=== Your tasks ===
1 - For each statement about the passage on mitochondrial DNA, answer yes or no according to whether it agrees with the passage, and quote the words that decide it. (a) The mussel Mytilus edulis has biparental inheritance of mitochondrial DNA. (b) When mitochondria fuse, their nucleoids exchange DNA. (c) Females commonly pass on heteroplasmic mutations.
2 - Write out the stretch of the passage on mitochondrial DNA from "The mussel Mytilus" through "of species hybridization.", word for word.

=== Page extract ===
The term may also refer to uniformity of plant plastid DNA, whether occurring naturally or otherwise.

== Inheritance ==
In almost every species, mitochondrial DNA is maternally inherited. This means that all of the offspring of a female will have identical and homoplasmic mitochondrial DNA. It is very rare for females to pass on heteroplasmic or homoplasmic mutations because of the genetic bottleneck, where only a few out of many mitochondria actually are passed on to offspring.

The mussel Mytilus edulis is an anomaly in terms of mitochondrial DNA inheritance. Unlike almost all animals, this species has biparental inheritance for mitochondrial DNA, meaning that both the male and the female contribute mitochondria to the offspring. This was discovered when researchers realized that most individuals of a Mytilus edulis population were heteroplasmic. Researchers also believe that this could be a by-product of species hybridization.

== Mutations ==
There is evidence of both homoplasmic and heteroplasmic inherited mutations that lead to disease, though heteroplasmic mutations typically are a precursor to homoplasmic disease.
Many diseases resulting from mutations in mitochondrial DNA are not inherited but developed as the untranslated region of mitochondrial DNA (mtDNA) is thought to be particularly susceptible to mutation. Many cancer types are the result of mutations in the mtDNA. For example, a specific type of mutation in one specific area of mtDNA was found to be in several different tumor types.

Mitochondria often undergo fission and fusion, which means that different organelles in the same cell can fuse together to become one mitochondria, or can break apart and become two. This process can be used to mitigate the effects of heteroplasmic mutations. Each mitochondria has multiple nucleoids, which consist of several copies of mtDNA, and when mitochondria fuse together, these nucleoids do not exchange DNA; therefore, if two mitochondria that have different DNA fuse together, they will have only two types of nucleoids. This means that fusion can be used to generate complementary nucleoids if a mutation causes one mitochondria to no longer be functional. Additionally, fission can cause one mitochondria with two different nucleoids to become two mitochondria each with only one type of nucleoid. Some researchers believe that this could be a useful tool to treat diseases caused by mutations in mtDNA.

=== Page segmentation data ===

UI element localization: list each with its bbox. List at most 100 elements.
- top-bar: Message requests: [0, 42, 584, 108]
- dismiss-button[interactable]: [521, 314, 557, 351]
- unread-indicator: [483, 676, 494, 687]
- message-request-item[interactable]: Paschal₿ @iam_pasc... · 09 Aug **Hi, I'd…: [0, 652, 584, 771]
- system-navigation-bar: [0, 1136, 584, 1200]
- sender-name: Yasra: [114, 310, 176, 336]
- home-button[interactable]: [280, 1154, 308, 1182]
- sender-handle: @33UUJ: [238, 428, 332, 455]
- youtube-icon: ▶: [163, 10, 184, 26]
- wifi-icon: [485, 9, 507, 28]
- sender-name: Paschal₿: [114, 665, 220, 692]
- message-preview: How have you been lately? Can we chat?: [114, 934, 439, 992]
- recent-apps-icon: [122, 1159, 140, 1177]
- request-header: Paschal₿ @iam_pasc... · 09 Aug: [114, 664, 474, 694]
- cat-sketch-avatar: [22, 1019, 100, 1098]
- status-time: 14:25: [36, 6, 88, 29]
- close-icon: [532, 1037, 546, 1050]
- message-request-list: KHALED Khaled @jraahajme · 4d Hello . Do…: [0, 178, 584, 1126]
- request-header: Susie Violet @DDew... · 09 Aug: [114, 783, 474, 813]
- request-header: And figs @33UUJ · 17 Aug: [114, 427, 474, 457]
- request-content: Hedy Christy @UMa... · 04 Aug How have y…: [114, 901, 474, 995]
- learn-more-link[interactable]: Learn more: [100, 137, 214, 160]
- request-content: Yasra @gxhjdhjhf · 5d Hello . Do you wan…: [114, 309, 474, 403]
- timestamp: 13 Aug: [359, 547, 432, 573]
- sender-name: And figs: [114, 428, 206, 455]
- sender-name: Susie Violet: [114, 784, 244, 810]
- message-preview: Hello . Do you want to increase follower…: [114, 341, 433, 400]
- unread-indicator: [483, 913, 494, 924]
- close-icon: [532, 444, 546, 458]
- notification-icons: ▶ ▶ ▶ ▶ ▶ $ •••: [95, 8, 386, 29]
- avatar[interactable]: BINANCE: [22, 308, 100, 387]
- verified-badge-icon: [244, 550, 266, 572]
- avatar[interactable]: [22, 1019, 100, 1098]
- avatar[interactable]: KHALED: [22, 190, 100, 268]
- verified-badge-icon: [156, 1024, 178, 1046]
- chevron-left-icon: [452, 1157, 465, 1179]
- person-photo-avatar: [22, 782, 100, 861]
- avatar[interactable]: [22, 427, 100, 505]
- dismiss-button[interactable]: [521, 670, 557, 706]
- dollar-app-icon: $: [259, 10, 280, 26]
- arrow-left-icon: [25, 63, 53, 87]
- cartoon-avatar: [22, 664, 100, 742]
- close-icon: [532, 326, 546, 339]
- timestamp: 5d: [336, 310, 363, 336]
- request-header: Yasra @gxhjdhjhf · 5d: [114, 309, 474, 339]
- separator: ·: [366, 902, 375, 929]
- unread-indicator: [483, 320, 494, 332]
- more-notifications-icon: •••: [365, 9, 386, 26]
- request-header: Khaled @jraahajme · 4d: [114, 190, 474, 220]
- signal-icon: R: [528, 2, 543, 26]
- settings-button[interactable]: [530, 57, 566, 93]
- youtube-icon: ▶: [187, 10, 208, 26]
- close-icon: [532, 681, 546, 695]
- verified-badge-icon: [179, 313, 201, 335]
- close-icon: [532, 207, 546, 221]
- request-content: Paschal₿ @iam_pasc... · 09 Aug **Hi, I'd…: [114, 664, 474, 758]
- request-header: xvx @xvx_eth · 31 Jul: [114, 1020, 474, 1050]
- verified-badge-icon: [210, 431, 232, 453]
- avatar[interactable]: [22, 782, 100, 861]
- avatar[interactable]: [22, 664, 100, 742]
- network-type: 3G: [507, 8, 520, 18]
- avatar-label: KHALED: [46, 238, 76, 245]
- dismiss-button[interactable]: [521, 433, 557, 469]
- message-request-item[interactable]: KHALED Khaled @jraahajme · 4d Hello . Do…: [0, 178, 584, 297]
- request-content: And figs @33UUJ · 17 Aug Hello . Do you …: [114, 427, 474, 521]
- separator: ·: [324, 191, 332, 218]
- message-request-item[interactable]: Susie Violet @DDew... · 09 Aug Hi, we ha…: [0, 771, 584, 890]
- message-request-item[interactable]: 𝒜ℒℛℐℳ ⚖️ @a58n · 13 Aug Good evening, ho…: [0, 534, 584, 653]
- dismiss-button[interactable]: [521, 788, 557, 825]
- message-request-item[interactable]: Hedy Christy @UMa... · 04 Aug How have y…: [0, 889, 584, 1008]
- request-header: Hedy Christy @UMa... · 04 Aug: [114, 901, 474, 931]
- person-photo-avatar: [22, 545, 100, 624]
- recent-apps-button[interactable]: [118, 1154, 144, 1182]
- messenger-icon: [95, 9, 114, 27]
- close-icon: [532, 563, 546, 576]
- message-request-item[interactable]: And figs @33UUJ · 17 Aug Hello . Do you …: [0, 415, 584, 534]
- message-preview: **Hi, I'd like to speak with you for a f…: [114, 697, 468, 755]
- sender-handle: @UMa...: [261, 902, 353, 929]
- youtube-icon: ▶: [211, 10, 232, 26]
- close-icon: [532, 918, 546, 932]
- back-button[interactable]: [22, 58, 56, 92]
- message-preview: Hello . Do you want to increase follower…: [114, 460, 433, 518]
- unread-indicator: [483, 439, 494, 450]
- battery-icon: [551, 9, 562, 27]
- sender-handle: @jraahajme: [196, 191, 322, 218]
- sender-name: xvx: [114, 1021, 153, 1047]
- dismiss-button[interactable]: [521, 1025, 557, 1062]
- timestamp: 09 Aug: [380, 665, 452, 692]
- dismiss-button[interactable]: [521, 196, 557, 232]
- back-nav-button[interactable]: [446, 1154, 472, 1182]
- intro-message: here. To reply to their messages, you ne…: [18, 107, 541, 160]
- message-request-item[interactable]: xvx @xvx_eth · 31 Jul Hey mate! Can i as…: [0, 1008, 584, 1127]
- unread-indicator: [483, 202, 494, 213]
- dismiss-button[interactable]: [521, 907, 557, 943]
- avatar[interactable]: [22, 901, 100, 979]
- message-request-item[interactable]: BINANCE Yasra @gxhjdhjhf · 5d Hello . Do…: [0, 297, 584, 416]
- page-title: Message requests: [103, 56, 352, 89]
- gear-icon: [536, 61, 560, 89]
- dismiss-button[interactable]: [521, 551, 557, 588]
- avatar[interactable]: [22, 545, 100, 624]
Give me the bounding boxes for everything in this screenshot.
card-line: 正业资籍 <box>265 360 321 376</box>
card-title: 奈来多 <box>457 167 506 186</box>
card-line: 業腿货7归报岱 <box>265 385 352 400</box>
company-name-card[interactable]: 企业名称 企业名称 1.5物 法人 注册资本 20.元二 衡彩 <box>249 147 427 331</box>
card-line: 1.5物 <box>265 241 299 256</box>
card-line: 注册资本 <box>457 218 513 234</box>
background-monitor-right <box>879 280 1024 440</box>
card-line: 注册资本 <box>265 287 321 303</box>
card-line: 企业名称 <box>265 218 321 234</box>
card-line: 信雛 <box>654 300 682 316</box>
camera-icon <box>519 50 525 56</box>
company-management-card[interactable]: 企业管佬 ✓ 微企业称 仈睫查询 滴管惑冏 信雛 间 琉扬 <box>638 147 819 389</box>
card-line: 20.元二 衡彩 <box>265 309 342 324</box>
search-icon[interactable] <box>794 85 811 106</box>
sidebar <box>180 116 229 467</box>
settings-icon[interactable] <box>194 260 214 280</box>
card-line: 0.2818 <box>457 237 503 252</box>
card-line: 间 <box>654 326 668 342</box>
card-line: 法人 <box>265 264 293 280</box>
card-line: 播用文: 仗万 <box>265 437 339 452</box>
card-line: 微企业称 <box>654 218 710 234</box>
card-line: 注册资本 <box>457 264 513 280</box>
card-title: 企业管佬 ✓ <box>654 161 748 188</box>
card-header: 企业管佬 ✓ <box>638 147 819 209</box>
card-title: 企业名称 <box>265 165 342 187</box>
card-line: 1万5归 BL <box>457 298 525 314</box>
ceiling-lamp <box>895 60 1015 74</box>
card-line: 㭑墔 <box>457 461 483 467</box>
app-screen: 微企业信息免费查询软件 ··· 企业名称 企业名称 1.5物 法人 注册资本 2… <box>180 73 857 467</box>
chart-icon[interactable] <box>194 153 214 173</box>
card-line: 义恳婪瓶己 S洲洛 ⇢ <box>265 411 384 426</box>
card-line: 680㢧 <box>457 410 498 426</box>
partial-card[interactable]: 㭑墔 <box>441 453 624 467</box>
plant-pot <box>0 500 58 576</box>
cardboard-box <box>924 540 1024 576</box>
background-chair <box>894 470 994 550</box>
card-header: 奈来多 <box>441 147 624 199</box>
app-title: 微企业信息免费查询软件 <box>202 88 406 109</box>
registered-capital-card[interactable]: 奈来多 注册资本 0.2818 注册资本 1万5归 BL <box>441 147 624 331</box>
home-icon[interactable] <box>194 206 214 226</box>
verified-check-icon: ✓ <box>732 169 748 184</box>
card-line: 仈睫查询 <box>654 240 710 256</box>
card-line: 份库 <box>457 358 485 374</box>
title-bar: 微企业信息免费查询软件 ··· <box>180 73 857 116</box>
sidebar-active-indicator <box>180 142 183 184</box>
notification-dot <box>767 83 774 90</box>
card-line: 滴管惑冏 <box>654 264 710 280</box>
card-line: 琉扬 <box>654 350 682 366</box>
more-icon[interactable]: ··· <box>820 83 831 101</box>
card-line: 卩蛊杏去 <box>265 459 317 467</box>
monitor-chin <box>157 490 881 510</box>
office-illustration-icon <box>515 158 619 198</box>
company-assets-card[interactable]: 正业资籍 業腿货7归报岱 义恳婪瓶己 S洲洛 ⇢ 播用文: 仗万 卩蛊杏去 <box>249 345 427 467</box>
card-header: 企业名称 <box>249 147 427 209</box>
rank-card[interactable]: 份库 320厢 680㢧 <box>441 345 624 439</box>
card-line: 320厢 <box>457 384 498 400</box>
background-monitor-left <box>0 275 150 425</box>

=== Expected responses ===
1 -
(a) Yes: "this species has biparental inheritance for mitochondrial DNA"
(b) No: "these nucleoids do not exchange DNA"
(c) No: "It is very rare for females to pass on heteroplasmic or homoplasmic mutations"

2 -
The mussel Mytilus edulis is an anomaly in terms of mitochondrial DNA inheritance. Unlike almost all animals, this species has biparental inheritance for mitochondrial DNA, meaning that both the male and the female contribute mitochondria to the offspring. This was discovered when researchers realized that most individuals of a Mytilus edulis population were heteroplasmic. Researchers also believe that this could be a by-product of species hybridization.